━━━ Records for this task

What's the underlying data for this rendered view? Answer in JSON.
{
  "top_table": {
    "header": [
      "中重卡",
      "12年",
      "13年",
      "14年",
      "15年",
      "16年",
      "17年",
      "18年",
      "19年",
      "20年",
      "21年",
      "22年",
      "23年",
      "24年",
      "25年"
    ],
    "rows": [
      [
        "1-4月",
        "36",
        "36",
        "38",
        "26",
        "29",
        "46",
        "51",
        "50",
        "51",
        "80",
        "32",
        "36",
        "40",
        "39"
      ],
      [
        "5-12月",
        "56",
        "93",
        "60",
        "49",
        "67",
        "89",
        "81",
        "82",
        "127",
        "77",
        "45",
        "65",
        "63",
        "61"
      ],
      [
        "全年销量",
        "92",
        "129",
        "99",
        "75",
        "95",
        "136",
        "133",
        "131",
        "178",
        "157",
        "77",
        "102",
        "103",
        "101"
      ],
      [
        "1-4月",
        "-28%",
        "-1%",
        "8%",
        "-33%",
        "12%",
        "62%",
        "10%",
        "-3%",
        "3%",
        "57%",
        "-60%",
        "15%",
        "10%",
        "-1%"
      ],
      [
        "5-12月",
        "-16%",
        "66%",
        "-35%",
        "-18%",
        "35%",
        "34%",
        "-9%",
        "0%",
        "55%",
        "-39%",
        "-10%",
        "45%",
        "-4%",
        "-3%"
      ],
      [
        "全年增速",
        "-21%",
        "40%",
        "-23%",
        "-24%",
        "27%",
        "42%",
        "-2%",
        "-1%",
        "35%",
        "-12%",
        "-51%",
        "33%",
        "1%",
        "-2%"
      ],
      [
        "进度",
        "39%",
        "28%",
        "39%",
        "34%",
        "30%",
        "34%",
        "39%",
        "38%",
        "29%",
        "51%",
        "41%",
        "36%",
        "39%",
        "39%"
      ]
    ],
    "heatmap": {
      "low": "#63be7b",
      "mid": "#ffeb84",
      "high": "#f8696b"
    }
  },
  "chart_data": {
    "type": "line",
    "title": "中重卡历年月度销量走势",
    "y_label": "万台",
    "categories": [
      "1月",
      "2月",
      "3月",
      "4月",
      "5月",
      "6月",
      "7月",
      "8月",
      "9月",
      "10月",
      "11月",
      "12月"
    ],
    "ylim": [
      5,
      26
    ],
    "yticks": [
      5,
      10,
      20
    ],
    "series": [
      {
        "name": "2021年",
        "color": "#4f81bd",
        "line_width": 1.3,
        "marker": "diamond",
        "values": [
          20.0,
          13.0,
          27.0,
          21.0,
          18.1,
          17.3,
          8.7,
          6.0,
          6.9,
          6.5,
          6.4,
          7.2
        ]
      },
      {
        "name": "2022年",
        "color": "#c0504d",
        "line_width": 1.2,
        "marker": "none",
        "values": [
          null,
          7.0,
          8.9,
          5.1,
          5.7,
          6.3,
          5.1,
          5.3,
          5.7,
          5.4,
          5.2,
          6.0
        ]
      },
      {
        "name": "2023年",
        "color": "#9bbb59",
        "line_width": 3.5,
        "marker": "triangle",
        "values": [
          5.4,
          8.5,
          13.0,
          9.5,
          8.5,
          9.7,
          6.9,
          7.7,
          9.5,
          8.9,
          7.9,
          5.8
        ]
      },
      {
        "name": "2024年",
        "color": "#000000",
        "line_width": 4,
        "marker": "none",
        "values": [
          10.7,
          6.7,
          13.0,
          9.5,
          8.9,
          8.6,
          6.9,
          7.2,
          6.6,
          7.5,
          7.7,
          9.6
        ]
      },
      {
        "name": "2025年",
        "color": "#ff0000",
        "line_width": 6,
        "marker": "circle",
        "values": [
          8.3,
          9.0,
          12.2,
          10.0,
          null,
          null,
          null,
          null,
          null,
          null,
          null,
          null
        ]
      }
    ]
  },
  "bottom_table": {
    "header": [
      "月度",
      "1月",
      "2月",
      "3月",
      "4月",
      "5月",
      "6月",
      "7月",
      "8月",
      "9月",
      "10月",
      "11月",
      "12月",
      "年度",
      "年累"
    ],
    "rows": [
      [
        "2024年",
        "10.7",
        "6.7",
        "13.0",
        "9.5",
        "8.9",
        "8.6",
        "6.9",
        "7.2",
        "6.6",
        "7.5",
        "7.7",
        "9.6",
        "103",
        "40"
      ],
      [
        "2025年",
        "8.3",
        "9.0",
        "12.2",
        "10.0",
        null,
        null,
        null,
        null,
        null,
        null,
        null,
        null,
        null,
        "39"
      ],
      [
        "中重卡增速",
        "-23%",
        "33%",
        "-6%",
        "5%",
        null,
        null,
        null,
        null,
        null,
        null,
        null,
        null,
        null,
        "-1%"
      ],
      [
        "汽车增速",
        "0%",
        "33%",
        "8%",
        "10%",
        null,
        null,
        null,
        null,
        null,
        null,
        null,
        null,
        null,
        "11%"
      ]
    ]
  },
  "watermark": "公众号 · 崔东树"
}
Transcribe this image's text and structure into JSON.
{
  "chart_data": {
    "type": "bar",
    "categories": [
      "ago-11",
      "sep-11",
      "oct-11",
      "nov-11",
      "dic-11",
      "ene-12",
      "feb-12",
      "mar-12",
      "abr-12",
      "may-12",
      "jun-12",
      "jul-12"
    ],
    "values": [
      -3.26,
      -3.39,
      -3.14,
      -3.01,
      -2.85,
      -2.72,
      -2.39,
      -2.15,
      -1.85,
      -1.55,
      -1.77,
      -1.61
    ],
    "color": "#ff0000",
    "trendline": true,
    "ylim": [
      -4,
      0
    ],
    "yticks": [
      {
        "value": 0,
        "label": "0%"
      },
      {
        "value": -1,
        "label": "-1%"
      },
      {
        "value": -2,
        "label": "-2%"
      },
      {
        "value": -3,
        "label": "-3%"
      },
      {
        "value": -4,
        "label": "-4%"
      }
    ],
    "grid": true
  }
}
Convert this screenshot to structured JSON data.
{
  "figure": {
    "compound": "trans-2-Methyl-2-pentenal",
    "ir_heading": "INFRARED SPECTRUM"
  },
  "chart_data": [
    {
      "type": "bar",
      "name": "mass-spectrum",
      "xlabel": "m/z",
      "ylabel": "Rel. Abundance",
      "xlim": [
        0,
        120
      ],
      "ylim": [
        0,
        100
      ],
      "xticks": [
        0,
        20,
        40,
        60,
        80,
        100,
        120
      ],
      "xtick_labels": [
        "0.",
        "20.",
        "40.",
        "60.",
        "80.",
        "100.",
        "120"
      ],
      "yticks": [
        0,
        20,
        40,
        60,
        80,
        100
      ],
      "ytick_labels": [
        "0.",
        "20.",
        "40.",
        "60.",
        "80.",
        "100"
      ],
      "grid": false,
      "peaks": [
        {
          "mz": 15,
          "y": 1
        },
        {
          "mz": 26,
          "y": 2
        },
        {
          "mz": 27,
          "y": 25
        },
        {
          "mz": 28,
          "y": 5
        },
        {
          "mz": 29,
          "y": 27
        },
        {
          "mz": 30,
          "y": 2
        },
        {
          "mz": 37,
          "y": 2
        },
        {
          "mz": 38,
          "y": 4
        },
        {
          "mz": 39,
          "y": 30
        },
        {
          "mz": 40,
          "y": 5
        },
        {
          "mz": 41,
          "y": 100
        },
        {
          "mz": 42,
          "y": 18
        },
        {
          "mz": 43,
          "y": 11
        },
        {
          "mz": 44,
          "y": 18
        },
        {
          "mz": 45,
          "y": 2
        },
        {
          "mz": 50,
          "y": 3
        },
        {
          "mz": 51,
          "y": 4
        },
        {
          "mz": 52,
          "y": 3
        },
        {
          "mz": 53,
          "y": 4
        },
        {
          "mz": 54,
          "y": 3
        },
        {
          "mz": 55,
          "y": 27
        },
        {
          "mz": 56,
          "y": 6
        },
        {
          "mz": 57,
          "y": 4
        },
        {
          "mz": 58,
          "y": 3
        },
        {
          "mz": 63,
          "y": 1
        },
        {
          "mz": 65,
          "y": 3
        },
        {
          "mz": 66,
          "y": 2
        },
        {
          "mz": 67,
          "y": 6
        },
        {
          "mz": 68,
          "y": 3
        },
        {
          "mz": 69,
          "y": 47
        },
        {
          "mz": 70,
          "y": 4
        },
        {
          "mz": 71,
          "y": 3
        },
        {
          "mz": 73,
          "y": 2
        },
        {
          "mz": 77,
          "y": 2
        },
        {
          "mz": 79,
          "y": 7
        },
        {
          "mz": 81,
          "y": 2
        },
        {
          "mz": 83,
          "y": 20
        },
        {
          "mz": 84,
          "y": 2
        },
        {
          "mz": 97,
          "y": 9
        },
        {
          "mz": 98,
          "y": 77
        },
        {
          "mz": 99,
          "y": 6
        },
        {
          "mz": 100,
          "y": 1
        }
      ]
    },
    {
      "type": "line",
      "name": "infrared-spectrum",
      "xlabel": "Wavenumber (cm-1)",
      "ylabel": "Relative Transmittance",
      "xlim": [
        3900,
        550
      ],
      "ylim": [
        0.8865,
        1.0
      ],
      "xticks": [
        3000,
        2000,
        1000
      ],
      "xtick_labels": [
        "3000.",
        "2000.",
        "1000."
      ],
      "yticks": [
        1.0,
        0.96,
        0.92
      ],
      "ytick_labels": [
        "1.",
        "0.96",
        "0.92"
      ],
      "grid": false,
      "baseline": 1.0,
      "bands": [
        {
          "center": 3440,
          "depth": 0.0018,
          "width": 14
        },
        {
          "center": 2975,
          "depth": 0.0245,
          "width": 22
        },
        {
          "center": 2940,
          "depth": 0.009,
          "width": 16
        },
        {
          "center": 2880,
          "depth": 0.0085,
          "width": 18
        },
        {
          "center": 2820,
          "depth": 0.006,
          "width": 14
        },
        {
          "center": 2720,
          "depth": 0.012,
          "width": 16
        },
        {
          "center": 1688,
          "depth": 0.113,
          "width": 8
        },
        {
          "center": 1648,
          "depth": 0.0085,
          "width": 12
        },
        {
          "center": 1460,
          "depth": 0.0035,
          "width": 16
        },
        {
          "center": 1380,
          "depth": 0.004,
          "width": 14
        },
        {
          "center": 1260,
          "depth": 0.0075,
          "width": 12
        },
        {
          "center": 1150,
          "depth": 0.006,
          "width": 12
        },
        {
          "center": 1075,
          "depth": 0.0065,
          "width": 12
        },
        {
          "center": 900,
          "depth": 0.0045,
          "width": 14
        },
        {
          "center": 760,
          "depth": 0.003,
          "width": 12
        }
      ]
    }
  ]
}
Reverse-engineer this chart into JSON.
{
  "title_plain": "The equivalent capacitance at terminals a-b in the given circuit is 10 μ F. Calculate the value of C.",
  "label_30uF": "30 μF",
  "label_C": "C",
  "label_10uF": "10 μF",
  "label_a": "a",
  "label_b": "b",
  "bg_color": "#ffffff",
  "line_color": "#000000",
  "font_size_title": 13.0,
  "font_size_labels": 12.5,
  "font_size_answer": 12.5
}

━━━━━━

Objective: Identify the lines that contain the string "name", and copy every one of them.

Result:
        "name": "2021年",
        "name": "2022年",
        "name": "2023年",
        "name": "2024年",
        "name": "2025年",
      "name": "mass-spectrum",
      "name": "infrared-spectrum",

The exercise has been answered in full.